Information supplied —
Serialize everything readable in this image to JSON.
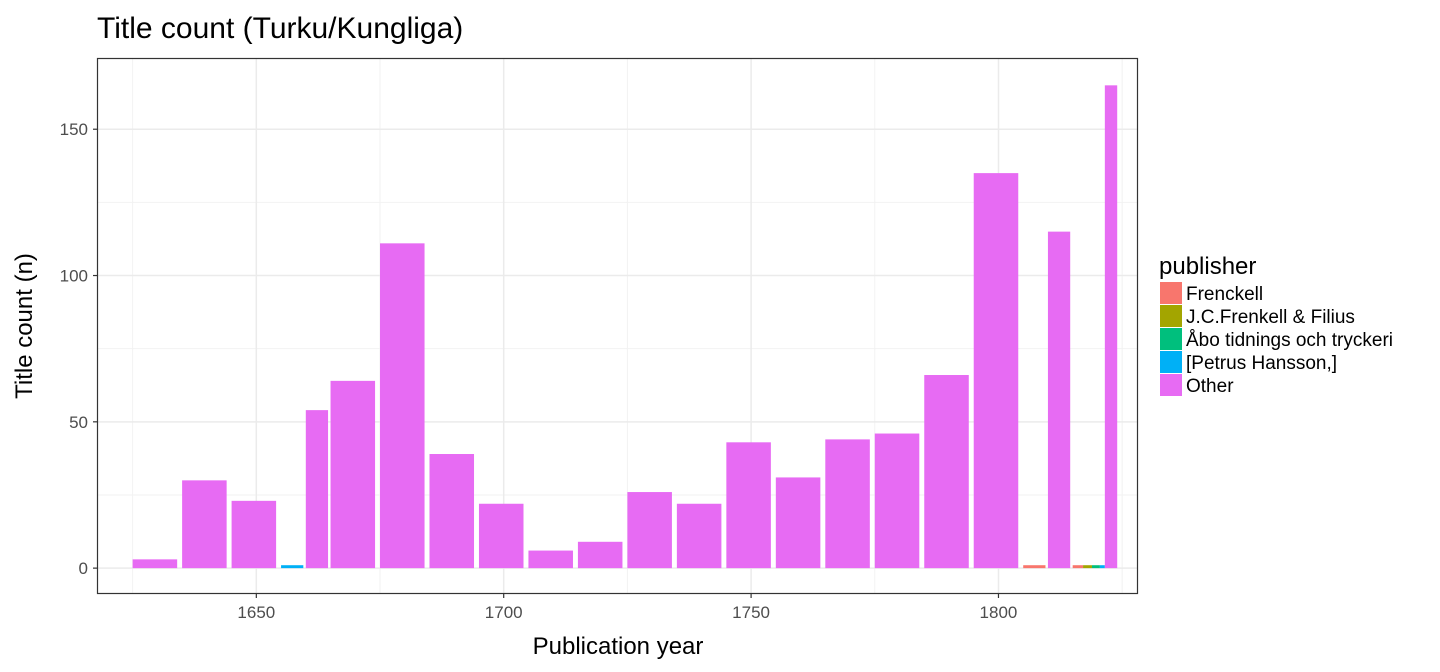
{
  "chart_data": {
    "type": "bar",
    "stacked": true,
    "title": "Title count (Turku/Kungliga)",
    "xlabel": "Publication year",
    "ylabel": "Title count (n)",
    "xlim": [
      1618,
      1828
    ],
    "ylim": [
      -8.5,
      174
    ],
    "x_ticks": [
      "1650",
      "1700",
      "1750",
      "1800"
    ],
    "y_ticks": [
      "0",
      "50",
      "100",
      "150"
    ],
    "grid": true,
    "legend": {
      "title": "publisher",
      "position": "right",
      "entries": [
        {
          "label": "Frenckell",
          "color": "#F8766D"
        },
        {
          "label": "J.C.Frenkell & Filius",
          "color": "#A3A500"
        },
        {
          "label": "Åbo tidnings och tryckeri",
          "color": "#00BF7D"
        },
        {
          "label": "[Petrus Hansson,]",
          "color": "#00B0F6"
        },
        {
          "label": "Other",
          "color": "#E76BF3"
        }
      ]
    },
    "bars": [
      {
        "x_start": 1625,
        "x_end": 1634,
        "publisher": "Other",
        "value": 3
      },
      {
        "x_start": 1635,
        "x_end": 1644,
        "publisher": "Other",
        "value": 30
      },
      {
        "x_start": 1645,
        "x_end": 1654,
        "publisher": "Other",
        "value": 23
      },
      {
        "x_start": 1655,
        "x_end": 1659.5,
        "publisher": "[Petrus Hansson,]",
        "value": 1
      },
      {
        "x_start": 1660,
        "x_end": 1664.5,
        "publisher": "Other",
        "value": 54
      },
      {
        "x_start": 1665,
        "x_end": 1674,
        "publisher": "Other",
        "value": 64
      },
      {
        "x_start": 1675,
        "x_end": 1684,
        "publisher": "Other",
        "value": 111
      },
      {
        "x_start": 1685,
        "x_end": 1694,
        "publisher": "Other",
        "value": 39
      },
      {
        "x_start": 1695,
        "x_end": 1704,
        "publisher": "Other",
        "value": 22
      },
      {
        "x_start": 1705,
        "x_end": 1714,
        "publisher": "Other",
        "value": 6
      },
      {
        "x_start": 1715,
        "x_end": 1724,
        "publisher": "Other",
        "value": 9
      },
      {
        "x_start": 1725,
        "x_end": 1734,
        "publisher": "Other",
        "value": 26
      },
      {
        "x_start": 1735,
        "x_end": 1744,
        "publisher": "Other",
        "value": 22
      },
      {
        "x_start": 1745,
        "x_end": 1754,
        "publisher": "Other",
        "value": 43
      },
      {
        "x_start": 1755,
        "x_end": 1764,
        "publisher": "Other",
        "value": 31
      },
      {
        "x_start": 1765,
        "x_end": 1774,
        "publisher": "Other",
        "value": 44
      },
      {
        "x_start": 1775,
        "x_end": 1784,
        "publisher": "Other",
        "value": 46
      },
      {
        "x_start": 1785,
        "x_end": 1794,
        "publisher": "Other",
        "value": 66
      },
      {
        "x_start": 1795,
        "x_end": 1804,
        "publisher": "Other",
        "value": 135
      },
      {
        "x_start": 1805,
        "x_end": 1809.5,
        "publisher": "Frenckell",
        "value": 1
      },
      {
        "x_start": 1810,
        "x_end": 1814.5,
        "publisher": "Other",
        "value": 115
      },
      {
        "x_start": 1815,
        "x_end": 1817.1,
        "publisher": "Frenckell",
        "value": 1
      },
      {
        "x_start": 1817.1,
        "x_end": 1818.9,
        "publisher": "J.C.Frenkell & Filius",
        "value": 1
      },
      {
        "x_start": 1818.9,
        "x_end": 1820.5,
        "publisher": "Åbo tidnings och tryckeri",
        "value": 1
      },
      {
        "x_start": 1820.5,
        "x_end": 1821.5,
        "publisher": "[Petrus Hansson,]",
        "value": 1
      },
      {
        "x_start": 1821.5,
        "x_end": 1824,
        "publisher": "Other",
        "value": 165
      }
    ]
  }
}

Required task — Tell how many lines of the material above hold "Filius", answering with a bare number.

Result — 2